# WHAT IS EXPECTED:
Reproduce each line from the records that holds "city".

# LISTED RECORDS:
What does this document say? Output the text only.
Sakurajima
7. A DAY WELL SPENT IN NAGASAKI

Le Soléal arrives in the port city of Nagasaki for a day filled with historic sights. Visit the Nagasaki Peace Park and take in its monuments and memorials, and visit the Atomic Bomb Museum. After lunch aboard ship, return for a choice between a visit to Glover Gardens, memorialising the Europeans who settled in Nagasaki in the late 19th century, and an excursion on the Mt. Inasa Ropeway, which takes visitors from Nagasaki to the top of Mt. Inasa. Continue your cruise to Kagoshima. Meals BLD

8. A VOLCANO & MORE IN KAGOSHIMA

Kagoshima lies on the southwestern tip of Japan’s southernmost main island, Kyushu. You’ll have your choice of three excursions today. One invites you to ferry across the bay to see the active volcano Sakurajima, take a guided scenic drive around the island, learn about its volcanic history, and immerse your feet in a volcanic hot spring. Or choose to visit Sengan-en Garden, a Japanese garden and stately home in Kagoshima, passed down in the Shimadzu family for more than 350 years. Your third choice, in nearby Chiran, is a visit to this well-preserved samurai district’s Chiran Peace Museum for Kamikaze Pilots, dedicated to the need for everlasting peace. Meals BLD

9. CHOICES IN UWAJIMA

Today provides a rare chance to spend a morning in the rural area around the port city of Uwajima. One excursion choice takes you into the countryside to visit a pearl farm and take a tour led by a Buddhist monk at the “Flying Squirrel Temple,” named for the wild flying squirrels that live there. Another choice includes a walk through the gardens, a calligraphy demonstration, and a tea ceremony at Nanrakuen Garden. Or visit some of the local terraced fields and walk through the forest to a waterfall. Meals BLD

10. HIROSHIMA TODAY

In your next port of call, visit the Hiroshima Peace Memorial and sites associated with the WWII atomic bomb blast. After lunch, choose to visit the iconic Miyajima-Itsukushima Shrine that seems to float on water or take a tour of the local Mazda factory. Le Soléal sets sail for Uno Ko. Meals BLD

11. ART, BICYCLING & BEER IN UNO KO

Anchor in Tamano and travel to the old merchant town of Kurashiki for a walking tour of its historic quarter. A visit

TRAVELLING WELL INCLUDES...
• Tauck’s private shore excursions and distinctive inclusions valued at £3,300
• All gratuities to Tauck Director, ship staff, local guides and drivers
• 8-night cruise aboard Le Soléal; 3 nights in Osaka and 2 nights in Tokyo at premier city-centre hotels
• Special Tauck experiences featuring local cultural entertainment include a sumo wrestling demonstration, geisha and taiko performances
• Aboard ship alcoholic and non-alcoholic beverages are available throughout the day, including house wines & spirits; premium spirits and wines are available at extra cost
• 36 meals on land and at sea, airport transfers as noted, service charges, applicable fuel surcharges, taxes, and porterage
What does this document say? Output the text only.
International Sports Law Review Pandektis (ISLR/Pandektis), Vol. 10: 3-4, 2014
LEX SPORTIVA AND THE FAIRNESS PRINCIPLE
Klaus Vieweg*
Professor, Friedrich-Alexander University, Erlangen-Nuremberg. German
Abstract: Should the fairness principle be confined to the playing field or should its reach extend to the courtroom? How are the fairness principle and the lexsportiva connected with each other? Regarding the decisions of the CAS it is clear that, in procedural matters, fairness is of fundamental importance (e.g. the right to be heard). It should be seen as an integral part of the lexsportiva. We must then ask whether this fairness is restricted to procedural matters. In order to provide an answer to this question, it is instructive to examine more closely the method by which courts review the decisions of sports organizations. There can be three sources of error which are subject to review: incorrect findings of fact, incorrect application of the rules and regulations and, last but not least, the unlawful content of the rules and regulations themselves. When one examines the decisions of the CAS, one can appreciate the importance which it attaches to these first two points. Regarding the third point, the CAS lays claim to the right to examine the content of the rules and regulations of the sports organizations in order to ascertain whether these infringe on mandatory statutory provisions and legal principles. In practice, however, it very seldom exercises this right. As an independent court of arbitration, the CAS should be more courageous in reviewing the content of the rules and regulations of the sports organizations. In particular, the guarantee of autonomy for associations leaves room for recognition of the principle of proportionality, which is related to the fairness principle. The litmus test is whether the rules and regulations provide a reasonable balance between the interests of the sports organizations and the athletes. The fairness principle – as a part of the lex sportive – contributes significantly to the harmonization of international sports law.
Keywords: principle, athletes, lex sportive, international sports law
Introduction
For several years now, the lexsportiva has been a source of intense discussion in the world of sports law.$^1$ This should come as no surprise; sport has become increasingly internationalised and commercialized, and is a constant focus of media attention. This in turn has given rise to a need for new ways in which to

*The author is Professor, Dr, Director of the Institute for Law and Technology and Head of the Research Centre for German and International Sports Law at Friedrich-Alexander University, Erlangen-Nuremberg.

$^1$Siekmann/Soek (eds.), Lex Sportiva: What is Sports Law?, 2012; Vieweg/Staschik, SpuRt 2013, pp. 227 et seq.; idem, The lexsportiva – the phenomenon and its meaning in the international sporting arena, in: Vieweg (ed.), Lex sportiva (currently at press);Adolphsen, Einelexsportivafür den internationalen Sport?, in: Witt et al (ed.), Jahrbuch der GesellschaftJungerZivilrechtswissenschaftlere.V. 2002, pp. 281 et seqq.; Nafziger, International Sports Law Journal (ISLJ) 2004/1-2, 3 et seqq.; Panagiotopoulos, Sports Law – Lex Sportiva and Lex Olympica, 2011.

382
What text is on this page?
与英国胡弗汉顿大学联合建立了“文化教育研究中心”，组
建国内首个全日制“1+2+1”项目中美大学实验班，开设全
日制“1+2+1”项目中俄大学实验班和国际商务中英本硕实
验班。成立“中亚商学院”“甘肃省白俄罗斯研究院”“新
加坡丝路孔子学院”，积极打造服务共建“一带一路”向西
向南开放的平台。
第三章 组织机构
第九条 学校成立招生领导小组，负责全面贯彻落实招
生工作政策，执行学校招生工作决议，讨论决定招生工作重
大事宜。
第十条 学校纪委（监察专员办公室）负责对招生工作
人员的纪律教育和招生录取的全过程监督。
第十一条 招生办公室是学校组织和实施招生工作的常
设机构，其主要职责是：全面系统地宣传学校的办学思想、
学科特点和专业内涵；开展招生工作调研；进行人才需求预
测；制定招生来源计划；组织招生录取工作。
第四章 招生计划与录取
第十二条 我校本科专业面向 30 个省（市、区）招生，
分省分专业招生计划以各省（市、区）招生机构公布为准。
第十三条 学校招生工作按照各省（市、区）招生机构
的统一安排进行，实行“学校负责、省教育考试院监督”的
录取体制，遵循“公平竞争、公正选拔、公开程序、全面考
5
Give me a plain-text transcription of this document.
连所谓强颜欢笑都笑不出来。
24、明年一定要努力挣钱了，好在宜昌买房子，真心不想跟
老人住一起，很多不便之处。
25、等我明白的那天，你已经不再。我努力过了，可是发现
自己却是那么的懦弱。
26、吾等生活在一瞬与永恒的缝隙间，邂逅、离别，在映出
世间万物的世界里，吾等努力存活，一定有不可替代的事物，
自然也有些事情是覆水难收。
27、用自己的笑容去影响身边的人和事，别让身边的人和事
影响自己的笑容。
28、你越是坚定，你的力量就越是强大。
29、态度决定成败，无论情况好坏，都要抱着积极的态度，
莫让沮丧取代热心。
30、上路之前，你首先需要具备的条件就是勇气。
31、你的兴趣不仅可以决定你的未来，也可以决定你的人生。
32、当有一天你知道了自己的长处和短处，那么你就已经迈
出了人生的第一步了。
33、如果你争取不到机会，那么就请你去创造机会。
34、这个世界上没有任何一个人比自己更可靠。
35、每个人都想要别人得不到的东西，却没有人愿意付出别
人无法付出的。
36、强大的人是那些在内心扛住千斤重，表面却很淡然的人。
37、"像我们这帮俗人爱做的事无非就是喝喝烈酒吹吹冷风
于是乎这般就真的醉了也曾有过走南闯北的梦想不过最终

# SOLVED PROBLEM:
Le Soléal arrives in the port city of Nagasaki for a day filled with historic sights. Visit the Nagasaki Peace Park and take in its monuments and memorials, and visit the Atomic Bomb Museum. After lunch aboard ship, return for a choice between a visit to Glover Gardens, memorialising the Europeans who settled in Nagasaki in the late 19th century, and an excursion on the Mt. Inasa Ropeway, which takes visitors from Nagasaki to the top of Mt. Inasa. Continue your cruise to Kagoshima. Meals BLD
Today provides a rare chance to spend a morning in the rural area around the port city of Uwajima. One excursion choice takes you into the countryside to visit a pearl farm and take a tour led by a Buddhist monk at the “Flying Squirrel Temple,” named for the wild flying squirrels that live there. Another choice includes a walk through the gardens, a calligraphy demonstration, and a tea ceremony at Nanrakuen Garden. Or visit some of the local terraced fields and walk through the forest to a waterfall. Meals BLD
• 8-night cruise aboard Le Soléal; 3 nights in Osaka and 2 nights in Tokyo at premier city-centre hotels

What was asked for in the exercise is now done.